== Extrait présenté

Depuis la précédente visite, l’UMJ « garde à vue » a changé de locaux. Les nouveaux sont plus fonctionnels. Deux cellules, comme il en existe dans les commissariats, ont été installées mais une troisième, pourtant nécessaire pour séparer les hommes, les femmes et les mineurs, fait défaut.

Une équipe de policiers est désormais présente en permanence pour réguler les flux, en liaison avec les services de police. Les personnes en attente de consultation dans les locaux sont ainsi en nombre limité et elles y restent généralement entre 1 et 2 heures. Les escortes de police n’attendent plus sur place. Il s’agit là d’une évolution majeure par rapport à la situation constatée en 2009.

Malgré cela, les véhicules de police stationnent toujours dans la rue et les personnes gardées à vue (menottées) effectuent un court trajet sur la voie publique pour rejoindre l’entrée de l’UMJ, alors que l’endroit, touristique, est très fréquenté.

====
== Documents fournis

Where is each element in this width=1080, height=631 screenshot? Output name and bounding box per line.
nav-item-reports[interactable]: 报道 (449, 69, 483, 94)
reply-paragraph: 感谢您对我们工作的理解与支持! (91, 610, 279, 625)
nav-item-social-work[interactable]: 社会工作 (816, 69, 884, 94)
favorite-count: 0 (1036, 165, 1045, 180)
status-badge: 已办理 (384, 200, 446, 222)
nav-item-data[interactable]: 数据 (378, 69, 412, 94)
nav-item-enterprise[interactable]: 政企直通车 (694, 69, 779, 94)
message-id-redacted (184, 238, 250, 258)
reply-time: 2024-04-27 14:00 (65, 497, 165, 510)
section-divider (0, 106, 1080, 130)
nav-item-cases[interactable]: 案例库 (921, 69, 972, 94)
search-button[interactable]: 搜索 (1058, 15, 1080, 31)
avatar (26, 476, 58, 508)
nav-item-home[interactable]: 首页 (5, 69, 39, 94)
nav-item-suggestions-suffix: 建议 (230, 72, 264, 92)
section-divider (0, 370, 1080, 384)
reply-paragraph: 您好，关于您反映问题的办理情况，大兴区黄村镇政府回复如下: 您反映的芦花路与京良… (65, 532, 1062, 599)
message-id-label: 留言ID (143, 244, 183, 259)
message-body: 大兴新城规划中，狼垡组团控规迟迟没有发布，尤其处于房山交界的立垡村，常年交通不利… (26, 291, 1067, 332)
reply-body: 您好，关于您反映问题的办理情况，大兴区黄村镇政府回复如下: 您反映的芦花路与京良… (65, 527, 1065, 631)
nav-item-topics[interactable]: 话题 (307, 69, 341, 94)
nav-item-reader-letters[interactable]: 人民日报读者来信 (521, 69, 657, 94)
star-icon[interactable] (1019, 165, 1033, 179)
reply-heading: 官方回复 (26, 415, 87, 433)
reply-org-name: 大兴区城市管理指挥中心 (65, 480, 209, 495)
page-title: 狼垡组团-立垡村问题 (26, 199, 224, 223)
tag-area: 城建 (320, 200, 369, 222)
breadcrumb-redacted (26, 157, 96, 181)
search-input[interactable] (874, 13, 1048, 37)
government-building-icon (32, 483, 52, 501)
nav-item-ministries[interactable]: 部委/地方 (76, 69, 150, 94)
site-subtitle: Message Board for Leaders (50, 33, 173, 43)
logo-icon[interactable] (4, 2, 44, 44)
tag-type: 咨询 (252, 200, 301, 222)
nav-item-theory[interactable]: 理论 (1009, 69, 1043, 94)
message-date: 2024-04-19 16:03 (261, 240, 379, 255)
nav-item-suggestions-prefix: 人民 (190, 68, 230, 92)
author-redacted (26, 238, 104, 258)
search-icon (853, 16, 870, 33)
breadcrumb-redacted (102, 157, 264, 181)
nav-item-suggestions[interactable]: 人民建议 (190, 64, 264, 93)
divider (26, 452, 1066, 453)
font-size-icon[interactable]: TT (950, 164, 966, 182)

====

## Questions à traiter
[1] Répondez aux questions suivantes d'après l'extrait présenté.
(a) Combien de cellules ont été installées dans les nouveaux locaux de l'UMJ ?
(b) Combien de temps les personnes en attente de consultation restent-elles généralement dans les locaux ?
(c) Où les véhicules de police stationnent-ils toujours ?
[2] Recopiez le passage de l'extrait présenté compris entre « Une équipe de » et « constatée en 2009. », bornes incluses.

## Réponses par question
[1]
(a) Deux cellules.
(b) Généralement entre 1 et 2 heures.
(c) Dans la rue.

[2]
Une équipe de policiers est désormais présente en permanence pour réguler les flux, en liaison avec les services de police. Les personnes en attente de consultation dans les locaux sont ainsi en nombre limité et elles y restent généralement entre 1 et 2 heures. Les escortes de police n’attendent plus sur place. Il s’agit là d’une évolution majeure par rapport à la situation constatée en 2009.